Rows from a figure dataset:

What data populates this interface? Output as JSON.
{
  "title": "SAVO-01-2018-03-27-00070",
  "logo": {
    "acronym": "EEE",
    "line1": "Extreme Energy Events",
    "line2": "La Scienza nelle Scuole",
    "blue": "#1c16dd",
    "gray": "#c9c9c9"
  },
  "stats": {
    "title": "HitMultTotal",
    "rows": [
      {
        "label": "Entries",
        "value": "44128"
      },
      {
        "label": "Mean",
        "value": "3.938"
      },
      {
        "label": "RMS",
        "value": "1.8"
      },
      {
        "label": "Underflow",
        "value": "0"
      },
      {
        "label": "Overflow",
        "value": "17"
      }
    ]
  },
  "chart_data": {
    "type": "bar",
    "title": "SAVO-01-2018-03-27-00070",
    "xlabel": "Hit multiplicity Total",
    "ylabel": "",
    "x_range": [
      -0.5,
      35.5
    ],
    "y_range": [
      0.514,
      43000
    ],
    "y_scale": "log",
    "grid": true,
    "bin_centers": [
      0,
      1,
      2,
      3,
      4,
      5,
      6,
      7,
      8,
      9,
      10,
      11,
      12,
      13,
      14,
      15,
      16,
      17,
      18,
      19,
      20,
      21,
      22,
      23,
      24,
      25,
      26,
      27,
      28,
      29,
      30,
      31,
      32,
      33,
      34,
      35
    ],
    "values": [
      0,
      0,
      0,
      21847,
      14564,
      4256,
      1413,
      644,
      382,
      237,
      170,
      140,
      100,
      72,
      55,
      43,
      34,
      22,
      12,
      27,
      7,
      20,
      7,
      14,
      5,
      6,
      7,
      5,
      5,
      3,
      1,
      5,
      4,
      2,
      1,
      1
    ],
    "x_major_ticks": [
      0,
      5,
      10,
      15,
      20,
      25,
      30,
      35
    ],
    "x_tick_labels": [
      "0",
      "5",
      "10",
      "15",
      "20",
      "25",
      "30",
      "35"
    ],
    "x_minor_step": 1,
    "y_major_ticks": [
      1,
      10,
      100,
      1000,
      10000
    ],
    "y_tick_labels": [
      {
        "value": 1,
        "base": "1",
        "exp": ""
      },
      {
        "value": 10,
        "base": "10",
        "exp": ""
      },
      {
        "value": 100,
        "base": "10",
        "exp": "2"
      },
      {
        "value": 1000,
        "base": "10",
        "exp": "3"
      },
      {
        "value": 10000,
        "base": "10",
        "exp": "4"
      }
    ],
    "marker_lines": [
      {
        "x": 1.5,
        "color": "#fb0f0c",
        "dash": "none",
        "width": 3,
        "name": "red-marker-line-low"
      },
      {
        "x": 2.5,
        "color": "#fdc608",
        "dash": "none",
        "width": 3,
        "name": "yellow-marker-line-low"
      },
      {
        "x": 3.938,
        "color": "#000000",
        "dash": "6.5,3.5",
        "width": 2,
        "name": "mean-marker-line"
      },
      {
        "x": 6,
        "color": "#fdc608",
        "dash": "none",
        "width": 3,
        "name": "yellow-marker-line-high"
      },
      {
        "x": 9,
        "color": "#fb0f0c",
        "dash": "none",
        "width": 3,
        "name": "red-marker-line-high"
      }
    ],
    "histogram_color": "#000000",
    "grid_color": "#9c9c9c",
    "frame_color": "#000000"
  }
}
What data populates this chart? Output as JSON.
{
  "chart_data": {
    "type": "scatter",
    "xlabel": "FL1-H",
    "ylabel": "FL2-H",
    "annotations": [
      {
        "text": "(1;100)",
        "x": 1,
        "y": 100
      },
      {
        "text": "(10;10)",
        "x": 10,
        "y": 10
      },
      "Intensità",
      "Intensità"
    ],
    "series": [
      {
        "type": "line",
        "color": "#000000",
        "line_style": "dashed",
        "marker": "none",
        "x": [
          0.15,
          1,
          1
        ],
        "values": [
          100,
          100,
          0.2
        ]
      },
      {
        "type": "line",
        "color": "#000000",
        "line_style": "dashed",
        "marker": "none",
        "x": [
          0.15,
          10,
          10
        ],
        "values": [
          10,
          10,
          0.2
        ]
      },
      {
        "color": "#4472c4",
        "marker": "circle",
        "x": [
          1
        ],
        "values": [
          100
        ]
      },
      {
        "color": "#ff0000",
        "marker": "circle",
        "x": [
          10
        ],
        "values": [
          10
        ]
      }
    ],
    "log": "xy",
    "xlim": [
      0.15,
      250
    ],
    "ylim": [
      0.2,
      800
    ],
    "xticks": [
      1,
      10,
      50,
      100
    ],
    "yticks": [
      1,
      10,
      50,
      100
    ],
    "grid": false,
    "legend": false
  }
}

**Your goal:** Repeat word for word each line from the one with "What data populates this chart?" to the end of the records above, inclusive.

**Final result:**
What data populates this chart? Output as JSON.
{
  "chart_data": {
    "type": "scatter",
    "xlabel": "FL1-H",
    "ylabel": "FL2-H",
    "annotations": [
      {
        "text": "(1;100)",
        "x": 1,
        "y": 100
      },
      {
        "text": "(10;10)",
        "x": 10,
        "y": 10
      },
      "Intensità",
      "Intensità"
    ],
    "series": [
      {
        "type": "line",
        "color": "#000000",
        "line_style": "dashed",
        "marker": "none",
        "x": [
          0.15,
          1,
          1
        ],
        "values": [
          100,
          100,
          0.2
        ]
      },
      {
        "type": "line",
        "color": "#000000",
        "line_style": "dashed",
        "marker": "none",
        "x": [
          0.15,
          10,
          10
        ],
        "values": [
          10,
          10,
          0.2
        ]
      },
      {
        "color": "#4472c4",
        "marker": "circle",
        "x": [
          1
        ],
        "values": [
          100
        ]
      },
      {
        "color": "#ff0000",
        "marker": "circle",
        "x": [
          10
        ],
        "values": [
          10
        ]
      }
    ],
    "log": "xy",
    "xlim": [
      0.15,
      250
    ],
    "ylim": [
      0.2,
      800
    ],
    "xticks": [
      1,
      10,
      50,
      100
    ],
    "yticks": [
      1,
      10,
      50,
      100
    ],
    "grid": false,
    "legend": false
  }
}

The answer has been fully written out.